(Stored data entries)
++++++++++++++++++++

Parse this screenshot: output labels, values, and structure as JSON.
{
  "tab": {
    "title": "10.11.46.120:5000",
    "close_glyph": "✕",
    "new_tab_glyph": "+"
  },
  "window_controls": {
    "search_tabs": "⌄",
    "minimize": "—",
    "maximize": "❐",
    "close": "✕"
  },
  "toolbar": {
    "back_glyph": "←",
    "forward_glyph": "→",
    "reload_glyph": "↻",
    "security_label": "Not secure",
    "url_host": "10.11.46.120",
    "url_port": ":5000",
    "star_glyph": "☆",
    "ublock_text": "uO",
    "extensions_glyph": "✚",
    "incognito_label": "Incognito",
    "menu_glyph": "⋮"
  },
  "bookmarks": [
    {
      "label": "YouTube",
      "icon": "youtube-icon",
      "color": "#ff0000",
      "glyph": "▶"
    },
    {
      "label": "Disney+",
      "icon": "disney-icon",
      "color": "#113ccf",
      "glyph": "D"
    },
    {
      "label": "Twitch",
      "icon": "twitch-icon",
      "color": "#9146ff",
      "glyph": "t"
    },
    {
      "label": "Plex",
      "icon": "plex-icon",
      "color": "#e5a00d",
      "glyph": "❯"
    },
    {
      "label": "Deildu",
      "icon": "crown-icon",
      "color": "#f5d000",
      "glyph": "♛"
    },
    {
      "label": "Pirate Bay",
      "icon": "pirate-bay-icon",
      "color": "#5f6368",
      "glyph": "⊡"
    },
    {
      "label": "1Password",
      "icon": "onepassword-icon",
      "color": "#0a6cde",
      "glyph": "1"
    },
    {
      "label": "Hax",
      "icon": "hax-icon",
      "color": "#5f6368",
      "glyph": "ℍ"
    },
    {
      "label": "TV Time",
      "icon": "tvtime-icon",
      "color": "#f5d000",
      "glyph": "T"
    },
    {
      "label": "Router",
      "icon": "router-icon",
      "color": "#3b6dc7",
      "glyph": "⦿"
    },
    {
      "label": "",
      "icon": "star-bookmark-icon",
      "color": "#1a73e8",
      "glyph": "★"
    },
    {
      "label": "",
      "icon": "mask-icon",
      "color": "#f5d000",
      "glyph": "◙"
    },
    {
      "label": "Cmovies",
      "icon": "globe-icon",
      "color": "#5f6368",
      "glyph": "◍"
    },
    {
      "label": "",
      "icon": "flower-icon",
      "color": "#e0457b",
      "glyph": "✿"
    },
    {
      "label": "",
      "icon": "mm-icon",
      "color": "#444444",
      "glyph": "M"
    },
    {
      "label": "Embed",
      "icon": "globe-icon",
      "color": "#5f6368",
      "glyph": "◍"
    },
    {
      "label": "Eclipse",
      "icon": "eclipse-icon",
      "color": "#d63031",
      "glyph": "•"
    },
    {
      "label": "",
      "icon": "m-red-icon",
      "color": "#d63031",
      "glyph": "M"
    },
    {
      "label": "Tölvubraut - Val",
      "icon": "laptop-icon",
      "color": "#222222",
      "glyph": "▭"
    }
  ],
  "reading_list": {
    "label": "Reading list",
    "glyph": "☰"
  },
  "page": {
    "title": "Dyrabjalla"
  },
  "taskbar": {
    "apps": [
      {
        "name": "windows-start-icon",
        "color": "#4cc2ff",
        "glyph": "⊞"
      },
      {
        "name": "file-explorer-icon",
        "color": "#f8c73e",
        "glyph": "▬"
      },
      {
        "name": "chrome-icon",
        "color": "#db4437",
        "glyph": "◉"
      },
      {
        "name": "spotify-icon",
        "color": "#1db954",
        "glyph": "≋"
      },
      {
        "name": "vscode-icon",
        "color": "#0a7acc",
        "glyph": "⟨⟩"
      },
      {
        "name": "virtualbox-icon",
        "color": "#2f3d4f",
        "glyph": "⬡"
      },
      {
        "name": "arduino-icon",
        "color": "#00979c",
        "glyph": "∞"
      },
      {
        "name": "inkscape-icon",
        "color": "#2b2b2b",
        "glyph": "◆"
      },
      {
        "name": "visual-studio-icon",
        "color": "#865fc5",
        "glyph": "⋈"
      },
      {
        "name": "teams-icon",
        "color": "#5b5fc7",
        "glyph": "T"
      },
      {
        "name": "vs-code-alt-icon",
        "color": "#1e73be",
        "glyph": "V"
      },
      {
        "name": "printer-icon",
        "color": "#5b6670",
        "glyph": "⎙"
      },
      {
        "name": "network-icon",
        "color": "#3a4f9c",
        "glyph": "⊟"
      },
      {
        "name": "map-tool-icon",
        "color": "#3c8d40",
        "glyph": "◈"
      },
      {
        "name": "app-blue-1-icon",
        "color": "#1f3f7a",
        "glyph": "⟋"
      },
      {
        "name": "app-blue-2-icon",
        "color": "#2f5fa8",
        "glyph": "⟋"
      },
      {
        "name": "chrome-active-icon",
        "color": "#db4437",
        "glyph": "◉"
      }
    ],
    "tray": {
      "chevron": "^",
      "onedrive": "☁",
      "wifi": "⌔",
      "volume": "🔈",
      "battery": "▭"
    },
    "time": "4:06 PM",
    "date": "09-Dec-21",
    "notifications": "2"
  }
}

++++++++++++++++++++

== STATED GOAL ==
Please repeat the listing above in full and exactly.

== RESULT OF THE TASK ==
Parse this screenshot: output labels, values, and structure as JSON.
{
  "tab": {
    "title": "10.11.46.120:5000",
    "close_glyph": "✕",
    "new_tab_glyph": "+"
  },
  "window_controls": {
    "search_tabs": "⌄",
    "minimize": "—",
    "maximize": "❐",
    "close": "✕"
  },
  "toolbar": {
    "back_glyph": "←",
    "forward_glyph": "→",
    "reload_glyph": "↻",
    "security_label": "Not secure",
    "url_host": "10.11.46.120",
    "url_port": ":5000",
    "star_glyph": "☆",
    "ublock_text": "uO",
    "extensions_glyph": "✚",
    "incognito_label": "Incognito",
    "menu_glyph": "⋮"
  },
  "bookmarks": [
    {
      "label": "YouTube",
      "icon": "youtube-icon",
      "color": "#ff0000",
      "glyph": "▶"
    },
    {
      "label": "Disney+",
      "icon": "disney-icon",
      "color": "#113ccf",
      "glyph": "D"
    },
    {
      "label": "Twitch",
      "icon": "twitch-icon",
      "color": "#9146ff",
      "glyph": "t"
    },
    {
      "label": "Plex",
      "icon": "plex-icon",
      "color": "#e5a00d",
      "glyph": "❯"
    },
    {
      "label": "Deildu",
      "icon": "crown-icon",
      "color": "#f5d000",
      "glyph": "♛"
    },
    {
      "label": "Pirate Bay",
      "icon": "pirate-bay-icon",
      "color": "#5f6368",
      "glyph": "⊡"
    },
    {
      "label": "1Password",
      "icon": "onepassword-icon",
      "color": "#0a6cde",
      "glyph": "1"
    },
    {
      "label": "Hax",
      "icon": "hax-icon",
      "color": "#5f6368",
      "glyph": "ℍ"
    },
    {
      "label": "TV Time",
      "icon": "tvtime-icon",
      "color": "#f5d000",
      "glyph": "T"
    },
    {
      "label": "Router",
      "icon": "router-icon",
      "color": "#3b6dc7",
      "glyph": "⦿"
    },
    {
      "label": "",
      "icon": "star-bookmark-icon",
      "color": "#1a73e8",
      "glyph": "★"
    },
    {
      "label": "",
      "icon": "mask-icon",
      "color": "#f5d000",
      "glyph": "◙"
    },
    {
      "label": "Cmovies",
      "icon": "globe-icon",
      "color": "#5f6368",
      "glyph": "◍"
    },
    {
      "label": "",
      "icon": "flower-icon",
      "color": "#e0457b",
      "glyph": "✿"
    },
    {
      "label": "",
      "icon": "mm-icon",
      "color": "#444444",
      "glyph": "M"
    },
    {
      "label": "Embed",
      "icon": "globe-icon",
      "color": "#5f6368",
      "glyph": "◍"
    },
    {
      "label": "Eclipse",
      "icon": "eclipse-icon",
      "color": "#d63031",
      "glyph": "•"
    },
    {
      "label": "",
      "icon": "m-red-icon",
      "color": "#d63031",
      "glyph": "M"
    },
    {
      "label": "Tölvubraut - Val",
      "icon": "laptop-icon",
      "color": "#222222",
      "glyph": "▭"
    }
  ],
  "reading_list": {
    "label": "Reading list",
    "glyph": "☰"
  },
  "page": {
    "title": "Dyrabjalla"
  },
  "taskbar": {
    "apps": [
      {
        "name": "windows-start-icon",
        "color": "#4cc2ff",
        "glyph": "⊞"
      },
      {
        "name": "file-explorer-icon",
        "color": "#f8c73e",
        "glyph": "▬"
      },
      {
        "name": "chrome-icon",
        "color": "#db4437",
        "glyph": "◉"
      },
      {
        "name": "spotify-icon",
        "color": "#1db954",
        "glyph": "≋"
      },
      {
        "name": "vscode-icon",
        "color": "#0a7acc",
        "glyph": "⟨⟩"
      },
      {
        "name": "virtualbox-icon",
        "color": "#2f3d4f",
        "glyph": "⬡"
      },
      {
        "name": "arduino-icon",
        "color": "#00979c",
        "glyph": "∞"
      },
      {
        "name": "inkscape-icon",
        "color": "#2b2b2b",
        "glyph": "◆"
      },
      {
        "name": "visual-studio-icon",
        "color": "#865fc5",
        "glyph": "⋈"
      },
      {
        "name": "teams-icon",
        "color": "#5b5fc7",
        "glyph": "T"
      },
      {
        "name": "vs-code-alt-icon",
        "color": "#1e73be",
        "glyph": "V"
      },
      {
        "name": "printer-icon",
        "color": "#5b6670",
        "glyph": "⎙"
      },
      {
        "name": "network-icon",
        "color": "#3a4f9c",
        "glyph": "⊟"
      },
      {
        "name": "map-tool-icon",
        "color": "#3c8d40",
        "glyph": "◈"
      },
      {
        "name": "app-blue-1-icon",
        "color": "#1f3f7a",
        "glyph": "⟋"
      },
      {
        "name": "app-blue-2-icon",
        "color": "#2f5fa8",
        "glyph": "⟋"
      },
      {
        "name": "chrome-active-icon",
        "color": "#db4437",
        "glyph": "◉"
      }
    ],
    "tray": {
      "chevron": "^",
      "onedrive": "☁",
      "wifi": "⌔",
      "volume": "🔈",
      "battery": "▭"
    },
    "time": "4:06 PM",
    "date": "09-Dec-21",
    "notifications": "2"
  }
}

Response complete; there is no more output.